-- begin Selected extract --

Great emphasis on grain commodities of barley and emmer is evident in Heqanakt’s correspondence; grain was the staple of the Egyptian diet, a medium of exchange and also the basis of the Egyptian economy at this time.(Allen, 2002, p.145).

  • Barley was valued at a rate 1½ times higher than emmer;
  • barley was used to produce beer and bread, staples of the Egyptian diet;
  • emmer was used primarily for bread;
  • Heqanakht’s fields produced three times as much barley as emmer; and
  • barley and other grains were measured by ‘khar’ or sack, a uniform measure equivalent to 10 hekat, 35 kilograms or 121,824 calories (Allen,.2002, pp.143-144, p.158; Ezzamel, 2002, p.239; Miller, 1991, pp.259-260).

The Household      

Never intended as biographical, and therefore almost entirely free from information regarding family relationships, Heqanakht’s letters and accounts function as communication between people who knew each other well; the dynamic of each individual’s relationship with Heqanakht was implicitly understood (Baer, 1963, p.1; Goedicke,1984, p.120). There is shared understanding embedded in discrete emic information which required neither elaboration nor explanation.  Social structure within Heqanakht’s immediate household appears to mimic that of the wider Egyptian society at this time, where social cohesion was characterised by kin-based and non kin-based differentiated economic groups (Baines, Yoffee, 2000, p.14; Gratjetski, 2006, p.145; pp.149-151; Allen, 2002, p.181).

-- end Selected extract --
-- begin Supplied data --

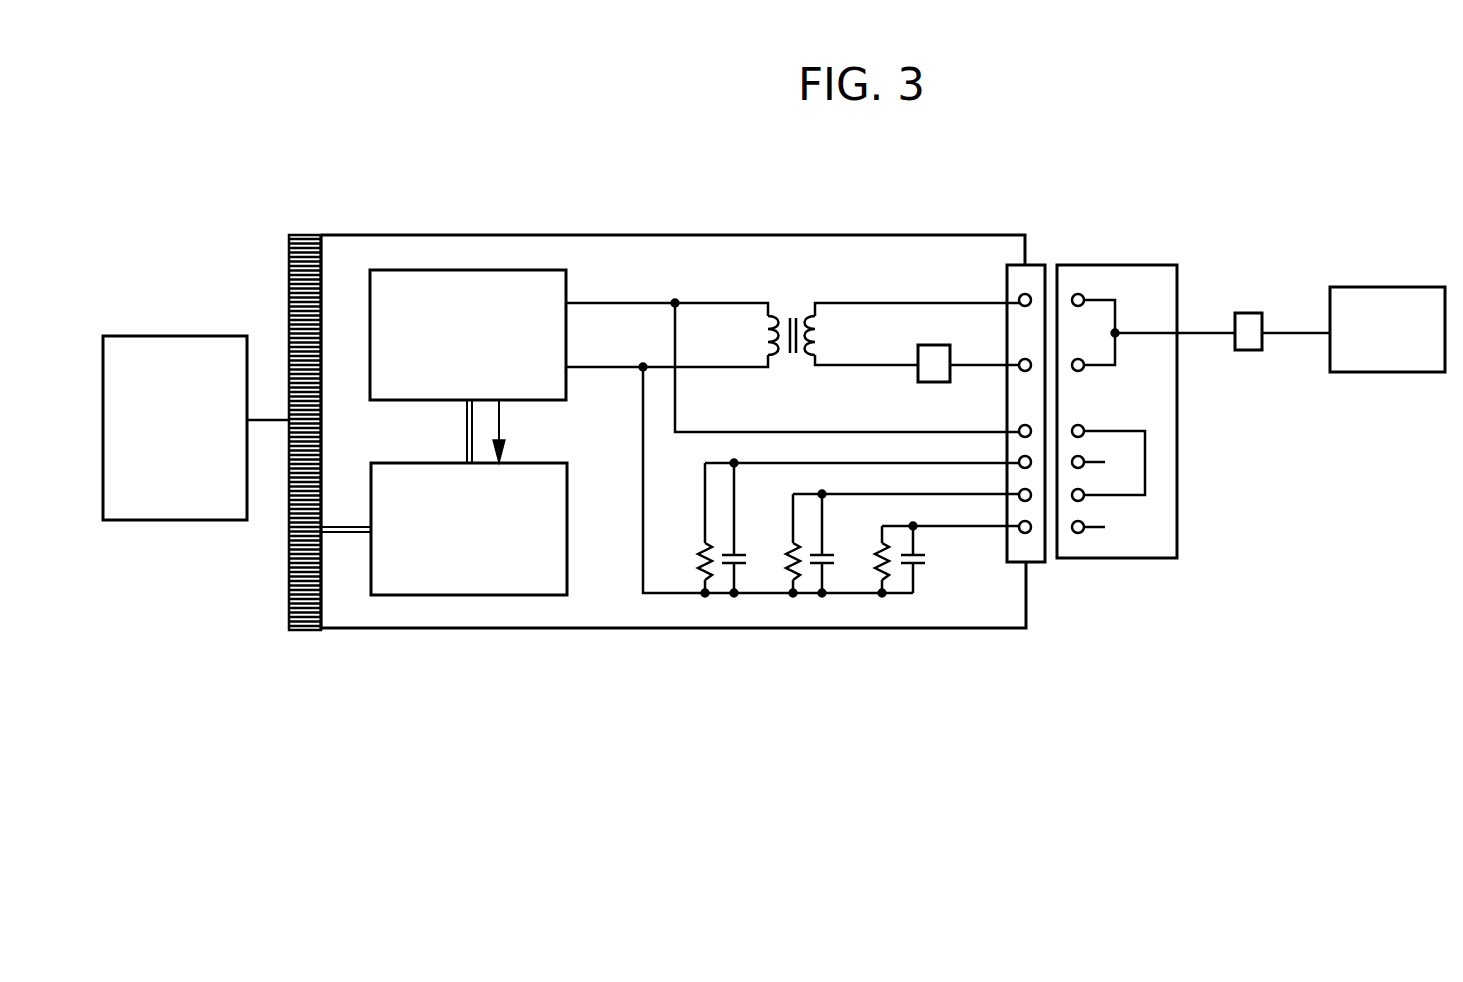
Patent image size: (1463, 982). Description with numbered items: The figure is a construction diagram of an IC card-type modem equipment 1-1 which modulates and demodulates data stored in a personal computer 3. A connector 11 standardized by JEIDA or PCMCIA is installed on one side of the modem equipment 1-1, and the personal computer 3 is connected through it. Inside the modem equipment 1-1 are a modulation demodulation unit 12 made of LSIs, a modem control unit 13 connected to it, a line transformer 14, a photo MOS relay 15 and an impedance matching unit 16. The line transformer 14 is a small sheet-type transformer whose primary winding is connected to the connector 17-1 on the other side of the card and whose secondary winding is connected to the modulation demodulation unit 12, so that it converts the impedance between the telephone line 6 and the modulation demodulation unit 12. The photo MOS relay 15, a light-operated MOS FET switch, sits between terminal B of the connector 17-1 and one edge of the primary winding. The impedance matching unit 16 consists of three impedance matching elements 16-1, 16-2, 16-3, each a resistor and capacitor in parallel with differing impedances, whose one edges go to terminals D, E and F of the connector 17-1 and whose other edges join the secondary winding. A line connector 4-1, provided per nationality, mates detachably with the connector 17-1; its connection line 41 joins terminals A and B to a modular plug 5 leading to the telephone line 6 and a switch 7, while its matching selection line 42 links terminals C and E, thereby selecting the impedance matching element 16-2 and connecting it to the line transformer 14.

-- end Supplied data --

## Challenges
a - Please repeat the Heqanakht passage word for word, between "The Household" and "Allen, 2002, p.181).", inclusive.
b - Extend the Heqanakht passage onward from its final sentence.
The data has nothing to do with the Heqanakht passage.

## Answers by task
a -
The Household      

Never intended as biographical, and therefore almost entirely free from information regarding family relationships, Heqanakht’s letters and accounts function as communication between people who knew each other well; the dynamic of each individual’s relationship with Heqanakht was implicitly understood (Baer, 1963, p.1; Goedicke,1984, p.120). There is shared understanding embedded in discrete emic information which required neither elaboration nor explanation.  Social structure within Heqanakht’s immediate household appears to mimic that of the wider Egyptian society at this time, where social cohesion was characterised by kin-based and non kin-based differentiated economic groups (Baines, Yoffee, 2000, p.14; Gratjetski, 2006, p.145; pp.149-151; Allen, 2002, p.181).

b -
Although he expresses particular concern towards his mother, Ipi, and his son, Snofru, Heqanakht emphasises that everyone in his workforce is important to him, ‘See the entire household is the equivalent of my children’ (Goedicke,1984, p.18; Allen, 2002, pp.114-115). Throughout his correspondence there are numerous indications through admonitions and reminders that both family and staff should be grateful for Heqanakht’s patronage, ‘Look, this isn’t the year for a man to get rebellious with his master, or his father, or his brother’ (Goedicke, 1984, p.14; Parkinson, 1991, p.104). Might this hint at the concept of ‘integrative ethics’, a regular theme of Middle Kingdom literature (Assmann, 1996, p.128)?

Each of Heqanakht’s household are paid a ‘aqw’, a word understood by Allen (2002) as an economic term related to income received in exchange for work (Allen, 2002, pp.145-146). While aqw can be understood as shared food allowances or provisions, these payments may not have indicated rations on which each person had to survive, but as salary which could be bartered or exchanged for other commodities (Allen, 2002, p.146, Goedicke, 1984, p.60). It is likely that Heqanakht’s household had access to additional alimentation (Allen, 2002, p.142; Miller, 1991, p.258).

Other scholars interpret Heqanakht’s monthly grain allocations (indicated in Table 1 below) as rations on which people had to survive, in most cases on amounts which would have barely supported an individual, much less a family (Baer, 1963, p.14; Ezzamel, 2002, p.240; Goedicke,1984, p.65). If Heqanakht’s allowances were exclusive of other alimentation, most would equate to approximately 5,000 daily calories per family or between 2,100- 2,600 for an individual; not an excessive amount for working adults ‘even if supplemented with fruit and vegetables’ (Baer, 1963, p.14; Ezzamel 2002, p.240; Miller,1991, p.258).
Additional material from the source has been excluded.